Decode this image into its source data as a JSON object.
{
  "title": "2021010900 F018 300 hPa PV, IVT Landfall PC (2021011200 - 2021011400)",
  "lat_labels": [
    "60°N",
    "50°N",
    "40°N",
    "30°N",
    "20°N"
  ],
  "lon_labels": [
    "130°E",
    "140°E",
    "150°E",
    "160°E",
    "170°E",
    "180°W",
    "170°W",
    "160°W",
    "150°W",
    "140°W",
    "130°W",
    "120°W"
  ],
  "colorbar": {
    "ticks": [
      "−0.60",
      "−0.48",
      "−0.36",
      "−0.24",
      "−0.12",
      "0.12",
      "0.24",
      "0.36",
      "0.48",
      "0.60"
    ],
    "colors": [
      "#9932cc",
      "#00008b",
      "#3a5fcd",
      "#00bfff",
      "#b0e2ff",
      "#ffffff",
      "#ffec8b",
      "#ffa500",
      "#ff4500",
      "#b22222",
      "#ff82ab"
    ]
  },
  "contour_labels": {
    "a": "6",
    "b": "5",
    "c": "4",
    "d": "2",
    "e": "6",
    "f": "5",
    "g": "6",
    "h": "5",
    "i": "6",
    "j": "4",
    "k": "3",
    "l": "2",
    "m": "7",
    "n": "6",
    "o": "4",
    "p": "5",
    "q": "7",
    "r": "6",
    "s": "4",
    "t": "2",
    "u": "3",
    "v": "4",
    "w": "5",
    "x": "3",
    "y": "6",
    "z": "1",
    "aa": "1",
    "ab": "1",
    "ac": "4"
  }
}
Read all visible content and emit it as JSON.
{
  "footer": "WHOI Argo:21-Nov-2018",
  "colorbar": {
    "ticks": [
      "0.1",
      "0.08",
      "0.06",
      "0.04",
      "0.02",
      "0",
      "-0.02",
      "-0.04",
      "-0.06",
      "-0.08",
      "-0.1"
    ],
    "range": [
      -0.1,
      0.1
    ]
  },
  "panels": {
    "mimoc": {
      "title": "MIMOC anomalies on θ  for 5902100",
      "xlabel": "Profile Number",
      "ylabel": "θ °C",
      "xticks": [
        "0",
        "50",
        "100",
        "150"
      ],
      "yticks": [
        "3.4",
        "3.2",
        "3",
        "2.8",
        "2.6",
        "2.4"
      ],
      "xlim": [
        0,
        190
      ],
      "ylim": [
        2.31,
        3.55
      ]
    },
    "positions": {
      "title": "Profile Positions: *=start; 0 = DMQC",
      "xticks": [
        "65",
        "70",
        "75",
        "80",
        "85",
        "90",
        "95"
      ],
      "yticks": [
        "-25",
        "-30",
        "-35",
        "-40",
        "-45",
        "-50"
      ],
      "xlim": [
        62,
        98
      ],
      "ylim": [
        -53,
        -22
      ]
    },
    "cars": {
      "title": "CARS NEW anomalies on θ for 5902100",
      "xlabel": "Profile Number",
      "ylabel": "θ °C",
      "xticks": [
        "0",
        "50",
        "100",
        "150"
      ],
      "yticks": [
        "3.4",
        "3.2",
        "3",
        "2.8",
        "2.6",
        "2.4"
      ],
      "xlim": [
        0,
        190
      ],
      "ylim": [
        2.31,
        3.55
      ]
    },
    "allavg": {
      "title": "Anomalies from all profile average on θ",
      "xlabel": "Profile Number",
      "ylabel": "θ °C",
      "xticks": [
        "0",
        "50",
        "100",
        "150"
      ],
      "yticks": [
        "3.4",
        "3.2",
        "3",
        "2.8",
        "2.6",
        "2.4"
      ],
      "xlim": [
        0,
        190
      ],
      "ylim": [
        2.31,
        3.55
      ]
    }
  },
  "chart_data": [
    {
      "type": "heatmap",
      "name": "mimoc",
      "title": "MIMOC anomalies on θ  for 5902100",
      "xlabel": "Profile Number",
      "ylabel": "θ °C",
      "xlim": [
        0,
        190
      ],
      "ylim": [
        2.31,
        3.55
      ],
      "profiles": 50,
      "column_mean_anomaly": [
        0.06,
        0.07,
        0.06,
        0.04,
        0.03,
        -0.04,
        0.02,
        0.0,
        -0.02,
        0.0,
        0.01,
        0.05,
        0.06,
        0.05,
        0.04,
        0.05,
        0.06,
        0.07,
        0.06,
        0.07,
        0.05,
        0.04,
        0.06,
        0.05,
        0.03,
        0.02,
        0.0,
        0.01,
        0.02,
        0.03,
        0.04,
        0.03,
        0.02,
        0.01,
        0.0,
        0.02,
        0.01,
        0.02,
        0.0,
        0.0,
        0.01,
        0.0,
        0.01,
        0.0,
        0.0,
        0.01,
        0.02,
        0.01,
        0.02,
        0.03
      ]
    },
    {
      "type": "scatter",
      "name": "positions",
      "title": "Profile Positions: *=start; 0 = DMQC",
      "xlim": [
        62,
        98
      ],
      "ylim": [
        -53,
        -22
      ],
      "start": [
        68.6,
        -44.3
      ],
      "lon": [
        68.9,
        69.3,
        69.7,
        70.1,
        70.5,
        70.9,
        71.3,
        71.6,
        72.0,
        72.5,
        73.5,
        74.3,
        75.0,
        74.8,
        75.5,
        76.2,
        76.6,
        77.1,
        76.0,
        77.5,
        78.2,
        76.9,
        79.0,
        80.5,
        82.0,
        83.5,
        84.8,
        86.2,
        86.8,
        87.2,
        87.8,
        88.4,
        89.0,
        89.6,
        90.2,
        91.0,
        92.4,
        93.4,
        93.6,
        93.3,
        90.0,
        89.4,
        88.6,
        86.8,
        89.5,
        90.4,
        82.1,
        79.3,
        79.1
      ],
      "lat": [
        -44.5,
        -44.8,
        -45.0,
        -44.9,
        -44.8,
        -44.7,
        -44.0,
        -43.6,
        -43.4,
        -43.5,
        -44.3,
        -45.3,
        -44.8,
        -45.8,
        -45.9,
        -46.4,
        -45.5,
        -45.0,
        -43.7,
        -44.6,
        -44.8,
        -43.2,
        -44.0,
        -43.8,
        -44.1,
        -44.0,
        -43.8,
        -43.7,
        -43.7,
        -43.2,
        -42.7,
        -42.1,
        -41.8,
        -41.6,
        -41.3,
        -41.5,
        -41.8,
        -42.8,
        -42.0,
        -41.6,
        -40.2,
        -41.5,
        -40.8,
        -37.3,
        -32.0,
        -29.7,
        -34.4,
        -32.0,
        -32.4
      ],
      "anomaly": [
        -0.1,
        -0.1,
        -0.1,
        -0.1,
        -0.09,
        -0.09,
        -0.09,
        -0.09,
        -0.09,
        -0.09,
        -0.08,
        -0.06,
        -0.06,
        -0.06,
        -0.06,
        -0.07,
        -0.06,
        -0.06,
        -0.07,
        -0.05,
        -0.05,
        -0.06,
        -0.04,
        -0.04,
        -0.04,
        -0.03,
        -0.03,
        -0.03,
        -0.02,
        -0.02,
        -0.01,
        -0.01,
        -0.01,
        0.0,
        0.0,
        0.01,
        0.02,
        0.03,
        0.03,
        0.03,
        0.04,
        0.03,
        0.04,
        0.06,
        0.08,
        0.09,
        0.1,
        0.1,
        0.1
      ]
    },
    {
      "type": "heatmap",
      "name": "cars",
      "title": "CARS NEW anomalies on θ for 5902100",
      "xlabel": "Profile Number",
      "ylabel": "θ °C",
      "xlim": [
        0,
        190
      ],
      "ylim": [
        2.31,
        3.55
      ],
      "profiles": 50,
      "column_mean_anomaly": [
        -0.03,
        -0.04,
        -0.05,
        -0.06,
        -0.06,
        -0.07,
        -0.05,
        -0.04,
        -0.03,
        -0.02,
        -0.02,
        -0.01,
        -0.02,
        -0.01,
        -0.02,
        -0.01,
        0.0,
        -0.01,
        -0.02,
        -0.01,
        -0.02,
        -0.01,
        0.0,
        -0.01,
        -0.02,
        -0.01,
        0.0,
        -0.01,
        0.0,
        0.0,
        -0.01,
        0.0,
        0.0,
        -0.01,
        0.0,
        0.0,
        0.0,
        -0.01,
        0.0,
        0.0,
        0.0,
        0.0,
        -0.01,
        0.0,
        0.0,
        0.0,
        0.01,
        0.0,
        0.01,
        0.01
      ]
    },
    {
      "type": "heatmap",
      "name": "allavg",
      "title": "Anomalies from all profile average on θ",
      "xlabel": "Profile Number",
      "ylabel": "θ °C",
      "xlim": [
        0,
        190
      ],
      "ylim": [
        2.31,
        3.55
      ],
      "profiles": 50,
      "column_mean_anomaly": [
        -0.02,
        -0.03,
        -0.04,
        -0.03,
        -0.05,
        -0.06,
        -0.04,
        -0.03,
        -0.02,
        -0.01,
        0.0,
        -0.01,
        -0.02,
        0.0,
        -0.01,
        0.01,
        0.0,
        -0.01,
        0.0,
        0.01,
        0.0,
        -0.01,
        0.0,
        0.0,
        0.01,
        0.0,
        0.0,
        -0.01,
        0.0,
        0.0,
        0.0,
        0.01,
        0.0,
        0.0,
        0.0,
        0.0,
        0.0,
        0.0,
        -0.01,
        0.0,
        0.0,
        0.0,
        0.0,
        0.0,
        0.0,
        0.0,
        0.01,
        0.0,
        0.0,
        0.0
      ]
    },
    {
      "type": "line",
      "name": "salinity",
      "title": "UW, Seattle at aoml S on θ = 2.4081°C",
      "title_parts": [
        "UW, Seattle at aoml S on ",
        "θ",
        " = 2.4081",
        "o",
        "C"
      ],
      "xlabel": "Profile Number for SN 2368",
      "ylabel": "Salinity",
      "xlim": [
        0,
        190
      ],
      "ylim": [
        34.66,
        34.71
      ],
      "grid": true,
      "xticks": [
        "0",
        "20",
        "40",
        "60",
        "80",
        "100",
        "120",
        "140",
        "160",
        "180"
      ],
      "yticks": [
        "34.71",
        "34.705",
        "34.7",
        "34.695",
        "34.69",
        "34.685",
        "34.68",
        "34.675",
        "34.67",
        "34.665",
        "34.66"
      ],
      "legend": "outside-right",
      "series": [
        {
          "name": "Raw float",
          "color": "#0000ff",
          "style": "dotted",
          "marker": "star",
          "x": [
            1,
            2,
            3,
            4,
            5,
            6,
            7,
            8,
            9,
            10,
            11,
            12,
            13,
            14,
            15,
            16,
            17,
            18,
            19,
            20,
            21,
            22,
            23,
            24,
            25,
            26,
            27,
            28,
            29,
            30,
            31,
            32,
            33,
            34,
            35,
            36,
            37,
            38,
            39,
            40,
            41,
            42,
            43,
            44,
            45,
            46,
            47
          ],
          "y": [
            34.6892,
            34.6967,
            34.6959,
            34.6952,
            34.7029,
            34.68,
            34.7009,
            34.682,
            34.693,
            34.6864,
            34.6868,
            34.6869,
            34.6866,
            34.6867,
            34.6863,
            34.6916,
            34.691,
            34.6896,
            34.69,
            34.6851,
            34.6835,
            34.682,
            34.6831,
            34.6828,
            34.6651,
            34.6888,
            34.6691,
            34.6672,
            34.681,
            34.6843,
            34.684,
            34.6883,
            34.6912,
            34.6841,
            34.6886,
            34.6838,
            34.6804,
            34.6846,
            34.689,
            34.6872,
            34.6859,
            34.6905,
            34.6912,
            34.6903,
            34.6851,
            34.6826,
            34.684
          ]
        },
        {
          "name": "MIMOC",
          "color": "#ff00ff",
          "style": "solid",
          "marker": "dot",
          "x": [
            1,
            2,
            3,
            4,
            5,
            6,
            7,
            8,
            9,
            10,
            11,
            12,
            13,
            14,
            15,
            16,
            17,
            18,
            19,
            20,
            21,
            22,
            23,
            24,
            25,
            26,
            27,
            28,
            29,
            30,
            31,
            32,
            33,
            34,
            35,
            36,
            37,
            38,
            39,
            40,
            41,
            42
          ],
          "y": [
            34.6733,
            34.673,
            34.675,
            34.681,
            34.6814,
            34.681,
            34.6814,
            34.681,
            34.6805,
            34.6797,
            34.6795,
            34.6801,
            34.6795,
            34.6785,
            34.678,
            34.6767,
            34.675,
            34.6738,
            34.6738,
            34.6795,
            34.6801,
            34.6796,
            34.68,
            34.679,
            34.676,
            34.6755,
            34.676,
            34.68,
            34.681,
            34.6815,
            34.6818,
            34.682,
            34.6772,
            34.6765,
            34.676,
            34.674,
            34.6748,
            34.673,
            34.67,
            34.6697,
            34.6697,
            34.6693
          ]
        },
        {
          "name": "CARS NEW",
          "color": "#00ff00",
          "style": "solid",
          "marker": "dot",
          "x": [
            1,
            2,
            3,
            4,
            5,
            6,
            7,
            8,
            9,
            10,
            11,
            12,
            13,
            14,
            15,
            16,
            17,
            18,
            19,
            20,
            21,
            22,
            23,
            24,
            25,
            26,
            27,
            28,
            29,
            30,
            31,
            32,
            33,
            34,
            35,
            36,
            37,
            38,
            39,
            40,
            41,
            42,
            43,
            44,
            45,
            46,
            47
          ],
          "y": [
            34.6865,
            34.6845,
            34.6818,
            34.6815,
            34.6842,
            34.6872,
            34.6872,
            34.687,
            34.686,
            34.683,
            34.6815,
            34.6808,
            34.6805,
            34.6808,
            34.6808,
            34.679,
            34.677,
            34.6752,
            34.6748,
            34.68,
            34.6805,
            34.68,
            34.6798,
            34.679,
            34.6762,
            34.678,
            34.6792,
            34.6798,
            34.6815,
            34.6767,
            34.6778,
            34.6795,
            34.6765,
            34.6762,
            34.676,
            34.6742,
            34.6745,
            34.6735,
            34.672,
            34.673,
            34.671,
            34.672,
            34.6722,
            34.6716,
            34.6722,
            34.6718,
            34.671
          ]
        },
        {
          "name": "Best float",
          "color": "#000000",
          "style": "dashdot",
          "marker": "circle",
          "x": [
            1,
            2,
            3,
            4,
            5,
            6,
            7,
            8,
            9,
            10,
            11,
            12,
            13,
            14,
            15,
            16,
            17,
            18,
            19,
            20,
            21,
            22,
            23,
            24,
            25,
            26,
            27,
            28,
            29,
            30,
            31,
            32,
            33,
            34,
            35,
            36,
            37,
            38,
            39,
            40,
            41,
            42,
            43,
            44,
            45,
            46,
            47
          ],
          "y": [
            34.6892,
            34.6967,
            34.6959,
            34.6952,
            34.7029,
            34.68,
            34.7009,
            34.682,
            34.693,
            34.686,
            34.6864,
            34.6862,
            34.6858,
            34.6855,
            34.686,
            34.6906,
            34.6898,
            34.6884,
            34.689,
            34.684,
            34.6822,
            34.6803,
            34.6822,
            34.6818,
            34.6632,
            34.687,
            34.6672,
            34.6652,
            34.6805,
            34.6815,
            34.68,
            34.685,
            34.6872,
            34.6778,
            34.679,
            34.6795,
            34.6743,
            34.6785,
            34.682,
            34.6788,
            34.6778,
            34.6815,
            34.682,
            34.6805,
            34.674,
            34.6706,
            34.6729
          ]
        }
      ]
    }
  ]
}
################
● **The request**
Give only the count of lines in this material that contain the string "marker".

● **The reply**
4